Work task A: In the post about a ventilated patient's sedation plan, what ventilator settings were in place at the 7pm shift change?
Work task B: Carry on the post about a ventilated patient's sedation plan from its last sentence.

Document passage:
-- Opening Marker --

Thanks all for the replies. Sounds like some improvements can be made on this sedation plan as another RN came on and the events below are provided. Great notes I must admit but makes me laugh that she reports tachypnea when patients set vent rate is 35.

The patient was weaned yesterday PM to FiO2 40%, with toleration, and then the overnight RN comes on. Vent settings are set to 350 / 35 /+8 / 40% at 7pm shift change. EtCO2 40s.

She ended up again going up to Fent 235 mcg/hr around 4am and patient was thereafter snowed but HR 90s, saturating 95%.

2036 - Patient asynchronous with vent; ordered versed bolus given for same.
2136 - Patient tachypnic (RR 37) O2 sats 89%; patient asynchronous with vent; ordered fentanyl bolus given due to same.

-- Closing Marker --

Extracted entries:

-- Opening Marker --

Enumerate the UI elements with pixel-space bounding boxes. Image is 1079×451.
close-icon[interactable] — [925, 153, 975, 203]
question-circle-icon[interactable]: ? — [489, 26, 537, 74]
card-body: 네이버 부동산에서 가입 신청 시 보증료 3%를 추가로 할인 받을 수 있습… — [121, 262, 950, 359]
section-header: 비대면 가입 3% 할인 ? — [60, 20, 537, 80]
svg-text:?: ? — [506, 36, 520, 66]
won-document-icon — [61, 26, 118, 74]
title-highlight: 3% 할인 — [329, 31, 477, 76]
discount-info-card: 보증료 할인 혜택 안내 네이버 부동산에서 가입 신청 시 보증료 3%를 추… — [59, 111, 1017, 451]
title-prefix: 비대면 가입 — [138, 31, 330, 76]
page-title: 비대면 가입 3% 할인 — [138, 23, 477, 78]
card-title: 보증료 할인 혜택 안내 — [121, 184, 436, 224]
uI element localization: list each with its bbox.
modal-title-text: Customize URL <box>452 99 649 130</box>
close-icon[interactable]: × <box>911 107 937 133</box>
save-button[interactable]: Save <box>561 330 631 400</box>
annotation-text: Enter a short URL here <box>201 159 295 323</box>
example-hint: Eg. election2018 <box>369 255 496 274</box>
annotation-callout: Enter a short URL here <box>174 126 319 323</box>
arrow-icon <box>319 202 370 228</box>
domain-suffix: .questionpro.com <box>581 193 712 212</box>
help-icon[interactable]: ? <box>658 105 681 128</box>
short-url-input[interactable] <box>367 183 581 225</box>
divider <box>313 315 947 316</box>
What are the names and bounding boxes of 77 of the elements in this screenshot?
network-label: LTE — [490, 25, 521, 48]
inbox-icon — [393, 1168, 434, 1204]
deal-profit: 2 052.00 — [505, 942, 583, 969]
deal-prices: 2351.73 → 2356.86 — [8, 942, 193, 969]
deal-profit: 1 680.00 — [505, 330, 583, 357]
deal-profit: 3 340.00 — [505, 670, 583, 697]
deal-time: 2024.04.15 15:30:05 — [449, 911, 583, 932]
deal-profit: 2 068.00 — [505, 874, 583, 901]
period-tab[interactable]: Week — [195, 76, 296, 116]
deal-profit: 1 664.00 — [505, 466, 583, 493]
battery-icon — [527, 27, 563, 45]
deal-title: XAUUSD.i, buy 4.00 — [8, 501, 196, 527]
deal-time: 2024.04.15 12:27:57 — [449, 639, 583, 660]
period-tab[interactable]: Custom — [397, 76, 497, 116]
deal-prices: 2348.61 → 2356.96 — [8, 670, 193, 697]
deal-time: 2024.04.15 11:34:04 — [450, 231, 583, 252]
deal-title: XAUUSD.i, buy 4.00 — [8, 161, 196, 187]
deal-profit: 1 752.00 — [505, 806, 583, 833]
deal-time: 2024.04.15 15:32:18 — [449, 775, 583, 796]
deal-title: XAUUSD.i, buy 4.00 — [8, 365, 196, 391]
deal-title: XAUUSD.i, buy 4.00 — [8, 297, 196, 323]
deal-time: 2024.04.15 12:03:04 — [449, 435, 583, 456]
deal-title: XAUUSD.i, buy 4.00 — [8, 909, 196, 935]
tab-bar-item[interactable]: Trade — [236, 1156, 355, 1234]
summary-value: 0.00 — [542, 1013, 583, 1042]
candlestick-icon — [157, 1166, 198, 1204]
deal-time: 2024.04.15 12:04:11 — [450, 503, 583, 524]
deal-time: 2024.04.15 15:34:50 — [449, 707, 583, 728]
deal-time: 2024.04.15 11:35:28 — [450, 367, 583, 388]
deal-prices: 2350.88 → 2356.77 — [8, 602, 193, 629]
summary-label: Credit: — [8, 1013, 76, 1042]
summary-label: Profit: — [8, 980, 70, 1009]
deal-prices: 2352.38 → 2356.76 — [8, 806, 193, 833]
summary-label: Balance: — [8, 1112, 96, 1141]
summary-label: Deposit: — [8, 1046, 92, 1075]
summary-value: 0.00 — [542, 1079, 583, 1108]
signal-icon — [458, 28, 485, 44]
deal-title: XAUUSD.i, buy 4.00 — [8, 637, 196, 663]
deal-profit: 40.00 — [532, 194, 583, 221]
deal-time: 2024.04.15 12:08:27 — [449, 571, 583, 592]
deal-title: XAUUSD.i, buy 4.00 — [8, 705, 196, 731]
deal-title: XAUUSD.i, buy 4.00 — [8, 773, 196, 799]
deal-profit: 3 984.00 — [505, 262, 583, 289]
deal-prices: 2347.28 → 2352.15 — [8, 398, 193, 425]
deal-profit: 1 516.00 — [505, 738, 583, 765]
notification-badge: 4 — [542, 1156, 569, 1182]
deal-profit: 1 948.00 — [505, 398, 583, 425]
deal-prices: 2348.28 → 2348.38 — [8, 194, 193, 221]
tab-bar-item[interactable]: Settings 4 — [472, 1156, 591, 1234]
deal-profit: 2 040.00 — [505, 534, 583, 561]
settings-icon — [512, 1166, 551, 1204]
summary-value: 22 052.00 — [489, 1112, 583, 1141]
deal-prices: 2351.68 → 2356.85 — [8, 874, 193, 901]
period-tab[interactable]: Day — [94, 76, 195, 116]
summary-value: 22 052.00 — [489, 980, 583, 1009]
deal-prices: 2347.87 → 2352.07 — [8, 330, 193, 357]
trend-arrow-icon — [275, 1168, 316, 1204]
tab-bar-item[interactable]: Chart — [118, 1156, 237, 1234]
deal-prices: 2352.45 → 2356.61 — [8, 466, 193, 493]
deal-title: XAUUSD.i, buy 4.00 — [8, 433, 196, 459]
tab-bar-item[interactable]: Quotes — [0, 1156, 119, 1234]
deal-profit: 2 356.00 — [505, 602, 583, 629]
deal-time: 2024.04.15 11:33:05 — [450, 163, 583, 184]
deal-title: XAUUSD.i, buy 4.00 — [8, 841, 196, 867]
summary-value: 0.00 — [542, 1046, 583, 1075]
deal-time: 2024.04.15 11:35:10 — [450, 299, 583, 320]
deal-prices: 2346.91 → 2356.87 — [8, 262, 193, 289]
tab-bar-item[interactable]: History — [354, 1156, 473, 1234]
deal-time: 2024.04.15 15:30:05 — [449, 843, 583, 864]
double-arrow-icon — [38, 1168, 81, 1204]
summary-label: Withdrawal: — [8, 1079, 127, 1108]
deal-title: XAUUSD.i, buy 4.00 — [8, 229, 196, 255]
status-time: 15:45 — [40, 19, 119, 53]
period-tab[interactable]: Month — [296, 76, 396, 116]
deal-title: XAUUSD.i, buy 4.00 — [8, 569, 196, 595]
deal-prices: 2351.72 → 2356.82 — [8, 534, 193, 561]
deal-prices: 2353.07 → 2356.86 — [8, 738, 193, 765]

-- Closing Marker --

Expected output A: 350 / 35 / +8 / 40%

Expected output B:
2359 - Patient tachypnic (RR 38), O2 sats 87%. Fentanyl infusion increased to 187.5 mcg/hr.
0021 - RR 37, O2 sats 88%, patient asynchronous with vent. Ordered fentanyl bolus given due to same.
0103 - Patient tachycardic (HR 115) and tachypnic (RR 30). Ordered versed bolus given.
0106 - Versed infusion increased to 2.19 mg/hr.
0223 - Patient remains tachycardic (HR 114) and tachypnic (RR 35) but O2 sats presently 94% and patient does not appear to be asynchronous with vent.